--- Exercise prompt ---
Show every line that has the string "другія" in it.

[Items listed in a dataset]
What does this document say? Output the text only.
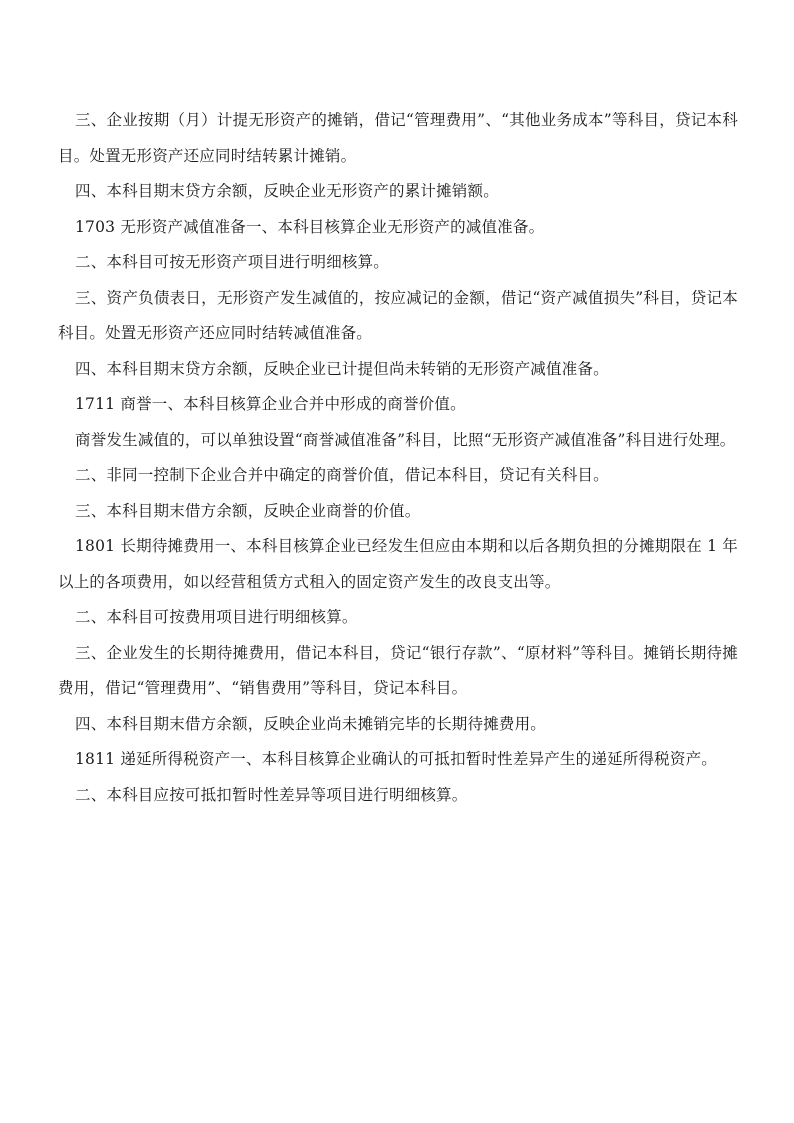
三、企业按期（月）计提无形资产的摊销，借记“管理费用”、“其他业务成本”等科目，贷记本科目。处置无形资产还应同时结转累计摊销。

四、本科目期末贷方余额，反映企业无形资产的累计摊销额。

1703 无形资产减值准备一、本科目核算企业无形资产的减值准备。

二、本科目可按无形资产项目进行明细核算。

三、资产负债表日，无形资产发生减值的，按应减记的金额，借记“资产减值损失”科目，贷记本科目。处置无形资产还应同时结转减值准备。

四、本科目期末贷方余额，反映企业已计提但尚未转销的无形资产减值准备。

1711 商誉一、本科目核算企业合并中形成的商誉价值。

商誉发生减值的，可以单独设置“商誉减值准备”科目，比照“无形资产减值准备”科目进行处理。

二、非同一控制下企业合并中确定的商誉价值，借记本科目，贷记有关科目。

三、本科目期末借方余额，反映企业商誉的价值。

1801 长期待摊费用一、本科目核算企业已经发生但应由本期和以后各期负担的分摊期限在 1 年以上的各项费用，如以经营租赁方式租入的固定资产发生的改良支出等。

二、本科目可按费用项目进行明细核算。

三、企业发生的长期待摊费用，借记本科目，贷记“银行存款”、“原材料”等科目。摊销长期待摊费用，借记“管理费用”、“销售费用”等科目，贷记本科目。

四、本科目期末借方余额，反映企业尚未摊销完毕的长期待摊费用。

1811 递延所得税资产一、本科目核算企业确认的可抵扣暂时性差异产生的递延所得税资产。

二、本科目应按可抵扣暂时性差异等项目进行明细核算。
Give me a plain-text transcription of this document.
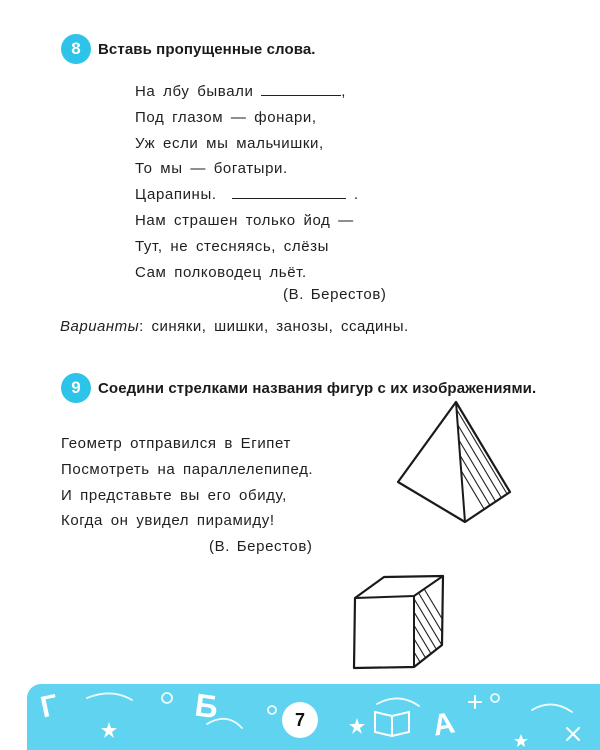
8	Вставь пропущенные слова.
На лбу бывали	,
Под глазом — фонари,
Уж если мы мальчишки,
То мы — богатыри.
Царапины.	.
Нам страшен только йод —
Тут, не стесняясь, слёзы
Сам полководец льёт.
(В. Берестов)
Варианты: синяки, шишки, занозы, ссадины.
9	Соедини стрелками названия фигур с их изображениями.
Геометр отправился в Египет
Посмотреть на параллелепипед.
И представьте вы его обиду,
Когда он увидел пирамиду!
(В. Берестов)
Г	Б	А
7
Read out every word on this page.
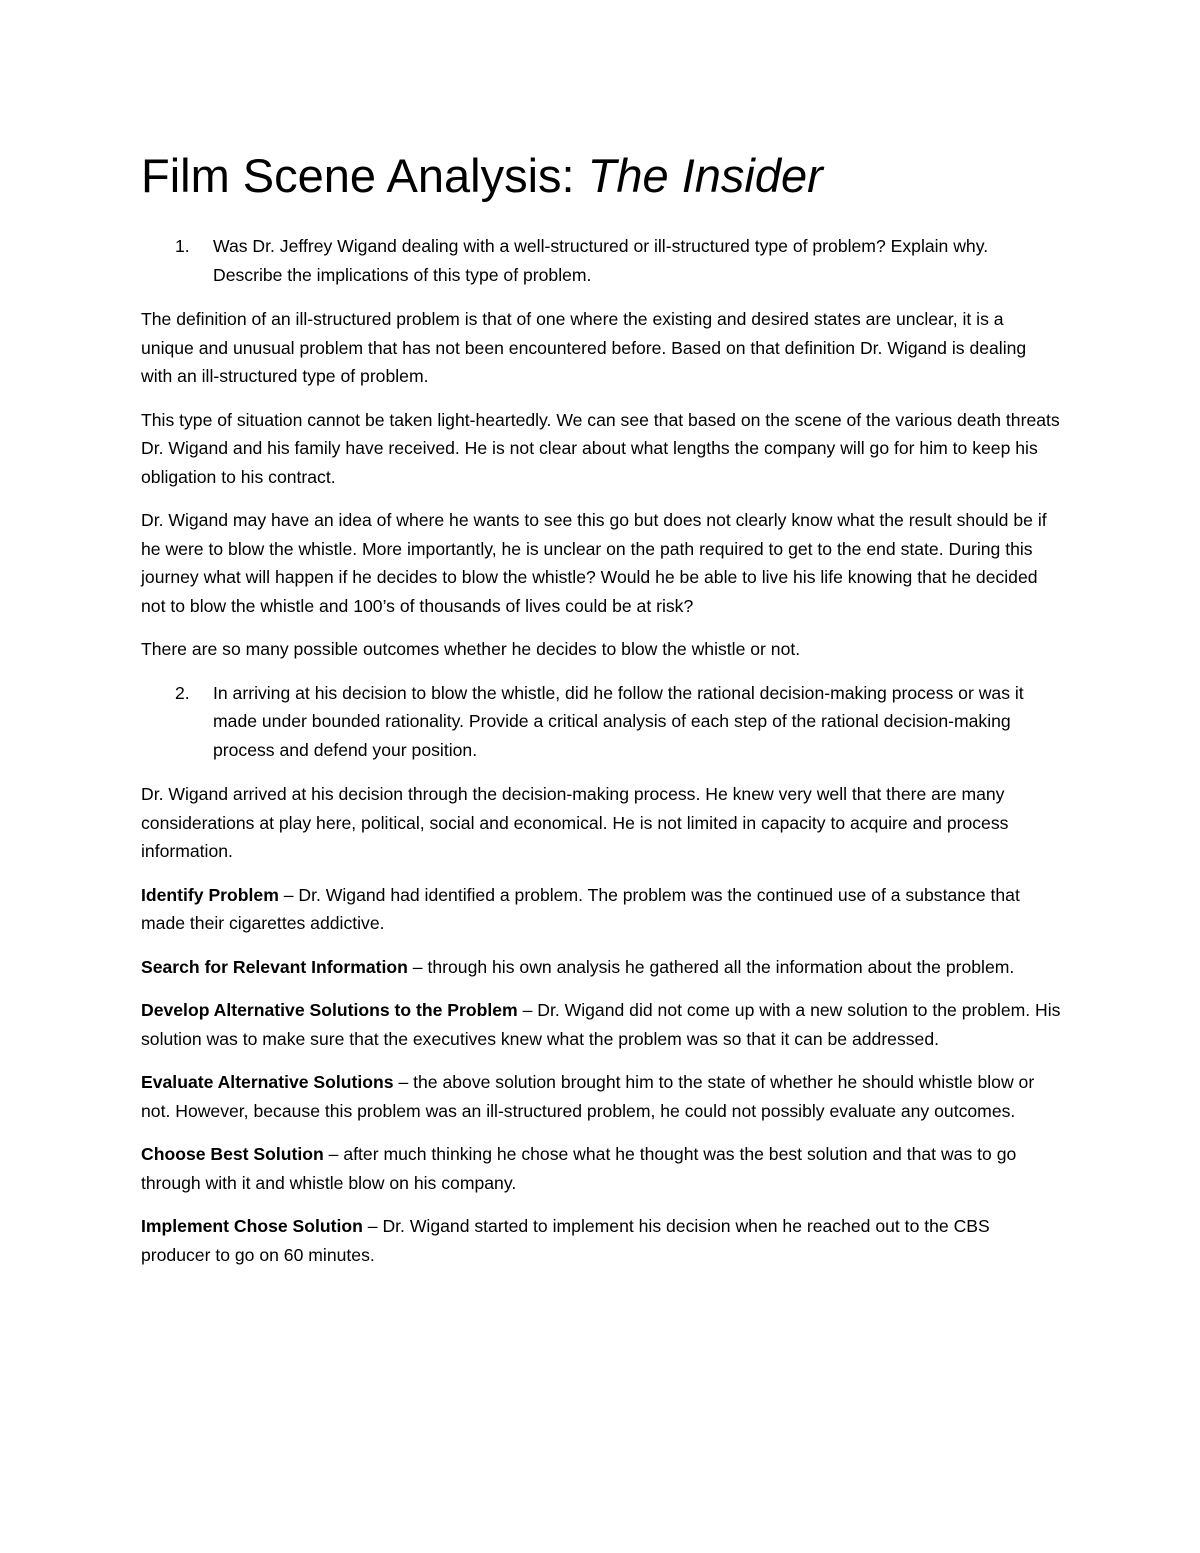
Film Scene Analysis: The Insider
1.	Was Dr. Jeffrey Wigand dealing with a well-structured or ill-structured type of problem? Explain why. Describe the implications of this type of problem.

The definition of an ill-structured problem is that of one where the existing and desired states are unclear, it is a unique and unusual problem that has not been encountered before. Based on that definition Dr. Wigand is dealing with an ill-structured type of problem.

This type of situation cannot be taken light-heartedly. We can see that based on the scene of the various death threats Dr. Wigand and his family have received. He is not clear about what lengths the company will go for him to keep his obligation to his contract.

Dr. Wigand may have an idea of where he wants to see this go but does not clearly know what the result should be if he were to blow the whistle. More importantly, he is unclear on the path required to get to the end state. During this journey what will happen if he decides to blow the whistle? Would he be able to live his life knowing that he decided not to blow the whistle and 100’s of thousands of lives could be at risk?

There are so many possible outcomes whether he decides to blow the whistle or not.

2.	In arriving at his decision to blow the whistle, did he follow the rational decision-making process or was it made under bounded rationality. Provide a critical analysis of each step of the rational decision-making process and defend your position.

Dr. Wigand arrived at his decision through the decision-making process. He knew very well that there are many considerations at play here, political, social and economical. He is not limited in capacity to acquire and process information.

Identify Problem – Dr. Wigand had identified a problem. The problem was the continued use of a substance that made their cigarettes addictive.

Search for Relevant Information – through his own analysis he gathered all the information about the problem.

Develop Alternative Solutions to the Problem – Dr. Wigand did not come up with a new solution to the problem. His solution was to make sure that the executives knew what the problem was so that it can be addressed.

Evaluate Alternative Solutions – the above solution brought him to the state of whether he should whistle blow or not. However, because this problem was an ill-structured problem, he could not possibly evaluate any outcomes.

Choose Best Solution – after much thinking he chose what he thought was the best solution and that was to go through with it and whistle blow on his company.

Implement Chose Solution – Dr. Wigand started to implement his decision when he reached out to the CBS producer to go on 60 minutes.
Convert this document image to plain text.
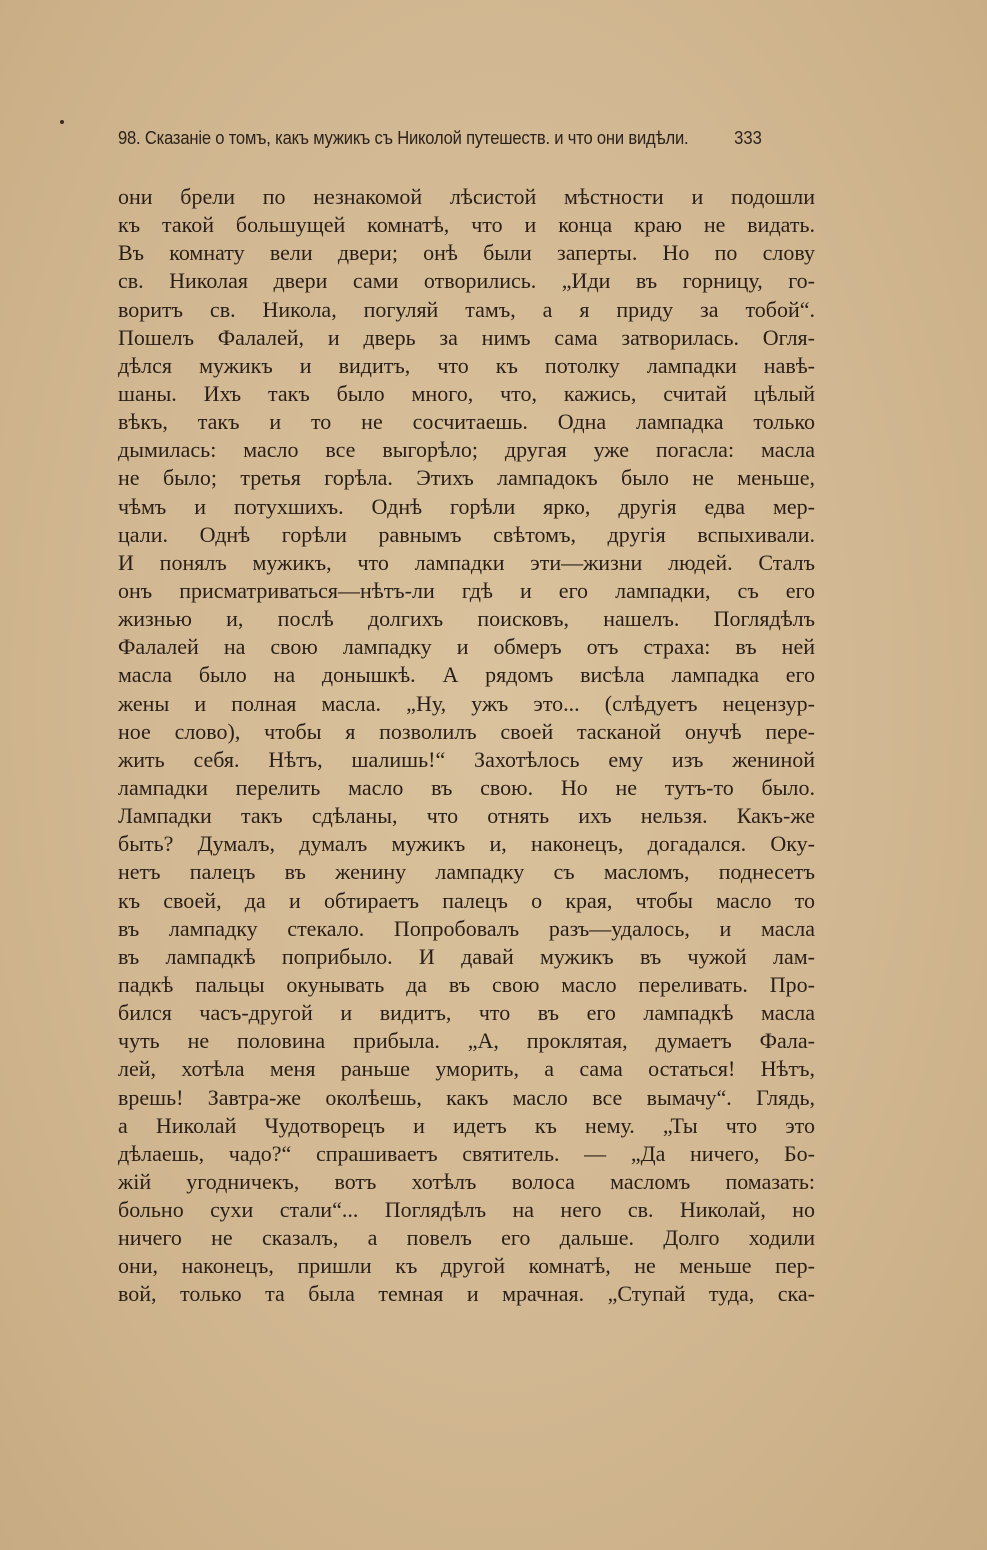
98. Сказаніе о томъ, какъ мужикъ съ Николой путешеств. и что они видѣли.	333
они брели по незнакомой лѣсистой мѣстности и подошли
къ такой большущей комнатѣ, что и конца краю не видать.
Въ комнату вели двери; онѣ были заперты. Но по слову
св. Николая двери сами отворились. „Иди въ горницу, го-
воритъ св. Никола, погуляй тамъ, а я приду за тобой“.
Пошелъ Фалалей, и дверь за нимъ сама затворилась. Огля-
дѣлся мужикъ и видитъ, что къ потолку лампадки навѣ-
шаны. Ихъ такъ было много, что, кажись, считай цѣлый
вѣкъ, такъ и то не сосчитаешь. Одна лампадка только
дымилась: масло все выгорѣло; другая уже погасла: масла
не было; третья горѣла. Этихъ лампадокъ было не меньше,
чѣмъ и потухшихъ. Однѣ горѣли ярко, другія едва мер-
цали. Однѣ горѣли равнымъ свѣтомъ, другія вспыхивали.
И понялъ мужикъ, что лампадки эти—жизни людей. Сталъ
онъ присматриваться—нѣтъ-ли гдѣ и его лампадки, съ его
жизнью и, послѣ долгихъ поисковъ, нашелъ. Поглядѣлъ
Фалалей на свою лампадку и обмеръ отъ страха: въ ней
масла было на донышкѣ. А рядомъ висѣла лампадка его
жены и полная масла. „Ну, ужъ это... (слѣдуетъ нецензур-
ное слово), чтобы я позволилъ своей тасканой онучѣ пере-
жить себя. Нѣтъ, шалишь!“ Захотѣлось ему изъ жениной
лампадки перелить масло въ свою. Но не тутъ-то было.
Лампадки такъ сдѣланы, что отнять ихъ нельзя. Какъ-же
быть? Думалъ, думалъ мужикъ и, наконецъ, догадался. Оку-
нетъ палецъ въ женину лампадку съ масломъ, поднесетъ
къ своей, да и обтираетъ палецъ о края, чтобы масло то
въ лампадку стекало. Попробовалъ разъ—удалось, и масла
въ лампадкѣ поприбыло. И давай мужикъ въ чужой лам-
падкѣ пальцы окунывать да въ свою масло переливать. Про-
бился часъ-другой и видитъ, что въ его лампадкѣ масла
чуть не половина прибыла. „А, проклятая, думаетъ Фала-
лей, хотѣла меня раньше уморить, а сама остаться! Нѣтъ,
врешь! Завтра-же околѣешь, какъ масло все вымачу“. Глядь,
а Николай Чудотворецъ и идетъ къ нему. „Ты что это
дѣлаешь, чадо?“ спрашиваетъ святитель. — „Да ничего, Бо-
жій угодничекъ, вотъ хотѣлъ волоса масломъ помазать:
больно сухи стали“... Поглядѣлъ на него св. Николай, но
ничего не сказалъ, а повелъ его дальше. Долго ходили
они, наконецъ, пришли къ другой комнатѣ, не меньше пер-
вой, только та была темная и мрачная. „Ступай туда, ска-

--- Response to this exercise ---
чѣмъ и потухшихъ. Однѣ горѣли ярко, другія едва мер-
цали. Однѣ горѣли равнымъ свѣтомъ, другія вспыхивали.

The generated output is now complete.